---------- Information supplied ----------
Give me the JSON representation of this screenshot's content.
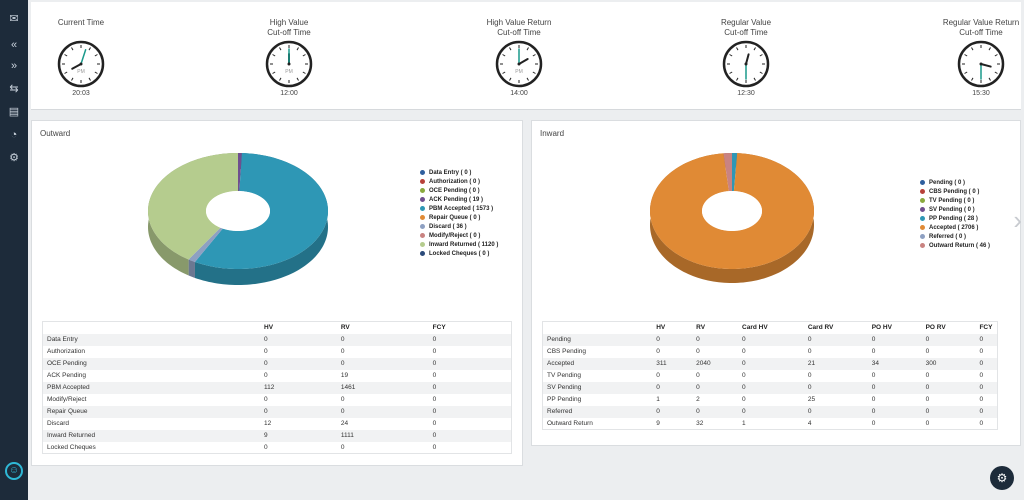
{
  "sidebar": {
    "icons": [
      "mail-icon",
      "collapse-icon",
      "expand-icon",
      "transfer-icon",
      "report-icon",
      "pie-icon",
      "gear-icon"
    ],
    "icon_glyphs": [
      "✉",
      "«",
      "»",
      "⇆",
      "▤",
      "◔",
      "⚙"
    ],
    "user_glyph": "☺"
  },
  "clocks": [
    {
      "title": "Current Time",
      "time": "20:03",
      "show_pm": true
    },
    {
      "title": "High Value\nCut-off Time",
      "time": "12:00",
      "show_pm": true
    },
    {
      "title": "High Value Return\nCut-off Time",
      "time": "14:00",
      "show_pm": true
    },
    {
      "title": "Regular Value\nCut-off Time",
      "time": "12:30",
      "show_pm": false
    },
    {
      "title": "Regular Value Return\nCut-off Time",
      "time": "15:30",
      "show_pm": false
    }
  ],
  "clock_pm_label": "PM",
  "outward": {
    "title": "Outward",
    "legend": [
      {
        "label": "Data Entry ( 0 )",
        "color": "#2f5f9e"
      },
      {
        "label": "Authorization ( 0 )",
        "color": "#b7413a"
      },
      {
        "label": "OCE Pending ( 0 )",
        "color": "#8aa93e"
      },
      {
        "label": "ACK Pending ( 19 )",
        "color": "#6f4f8f"
      },
      {
        "label": "PBM Accepted ( 1573 )",
        "color": "#2e97b5"
      },
      {
        "label": "Repair Queue ( 0 )",
        "color": "#e08a35"
      },
      {
        "label": "Discard ( 36 )",
        "color": "#8ea0c2"
      },
      {
        "label": "Modify/Reject ( 0 )",
        "color": "#c98381"
      },
      {
        "label": "Inward Returned ( 1120 )",
        "color": "#b5cc8e"
      },
      {
        "label": "Locked Cheques ( 0 )",
        "color": "#2b4a7a"
      }
    ],
    "slices": [
      {
        "value": 19,
        "color": "#6f4f8f"
      },
      {
        "value": 1573,
        "color": "#2e97b5"
      },
      {
        "value": 36,
        "color": "#8ea0c2"
      },
      {
        "value": 1120,
        "color": "#b5cc8e"
      }
    ],
    "table": {
      "headers": [
        "",
        "HV",
        "RV",
        "FCY"
      ],
      "rows": [
        [
          "Data Entry",
          "0",
          "0",
          "0"
        ],
        [
          "Authorization",
          "0",
          "0",
          "0"
        ],
        [
          "OCE Pending",
          "0",
          "0",
          "0"
        ],
        [
          "ACK Pending",
          "0",
          "19",
          "0"
        ],
        [
          "PBM Accepted",
          "112",
          "1461",
          "0"
        ],
        [
          "Modify/Reject",
          "0",
          "0",
          "0"
        ],
        [
          "Repair Queue",
          "0",
          "0",
          "0"
        ],
        [
          "Discard",
          "12",
          "24",
          "0"
        ],
        [
          "Inward Returned",
          "9",
          "1111",
          "0"
        ],
        [
          "Locked Cheques",
          "0",
          "0",
          "0"
        ]
      ]
    }
  },
  "inward": {
    "title": "Inward",
    "legend": [
      {
        "label": "Pending ( 0 )",
        "color": "#2f5f9e"
      },
      {
        "label": "CBS Pending ( 0 )",
        "color": "#b7413a"
      },
      {
        "label": "TV Pending ( 0 )",
        "color": "#8aa93e"
      },
      {
        "label": "SV Pending ( 0 )",
        "color": "#6f4f8f"
      },
      {
        "label": "PP Pending ( 28 )",
        "color": "#2e97b5"
      },
      {
        "label": "Accepted ( 2706 )",
        "color": "#e08a35"
      },
      {
        "label": "Referred ( 0 )",
        "color": "#8ea0c2"
      },
      {
        "label": "Outward Return ( 46 )",
        "color": "#c98381"
      }
    ],
    "slices": [
      {
        "value": 28,
        "color": "#2e97b5"
      },
      {
        "value": 2706,
        "color": "#e08a35"
      },
      {
        "value": 46,
        "color": "#c98381"
      }
    ],
    "table": {
      "headers": [
        "",
        "HV",
        "RV",
        "Card HV",
        "Card RV",
        "PO HV",
        "PO RV",
        "FCY"
      ],
      "rows": [
        [
          "Pending",
          "0",
          "0",
          "0",
          "0",
          "0",
          "0",
          "0"
        ],
        [
          "CBS Pending",
          "0",
          "0",
          "0",
          "0",
          "0",
          "0",
          "0"
        ],
        [
          "Accepted",
          "311",
          "2040",
          "0",
          "21",
          "34",
          "300",
          "0"
        ],
        [
          "TV Pending",
          "0",
          "0",
          "0",
          "0",
          "0",
          "0",
          "0"
        ],
        [
          "SV Pending",
          "0",
          "0",
          "0",
          "0",
          "0",
          "0",
          "0"
        ],
        [
          "PP Pending",
          "1",
          "2",
          "0",
          "25",
          "0",
          "0",
          "0"
        ],
        [
          "Referred",
          "0",
          "0",
          "0",
          "0",
          "0",
          "0",
          "0"
        ],
        [
          "Outward Return",
          "9",
          "32",
          "1",
          "4",
          "0",
          "0",
          "0"
        ]
      ]
    }
  },
  "nav_glyph": "›",
  "settings_glyph": "⚙"
}
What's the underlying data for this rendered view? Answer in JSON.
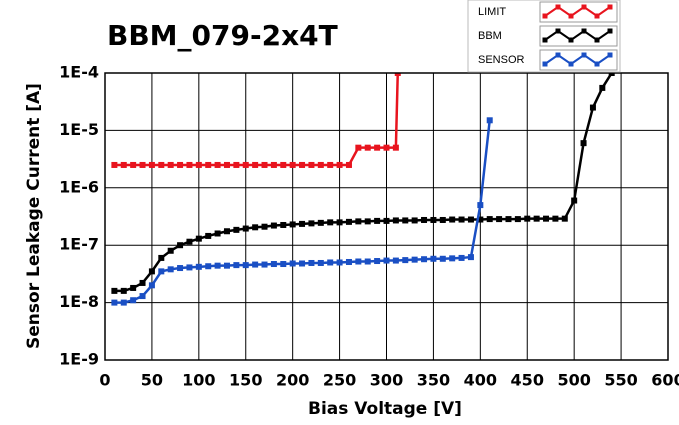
----------
**What is being asked:** Return each line with "High".

**Written solution:**
      "title": "High Value\nCut-off Time",
      "title": "High Value Return\nCut-off Time",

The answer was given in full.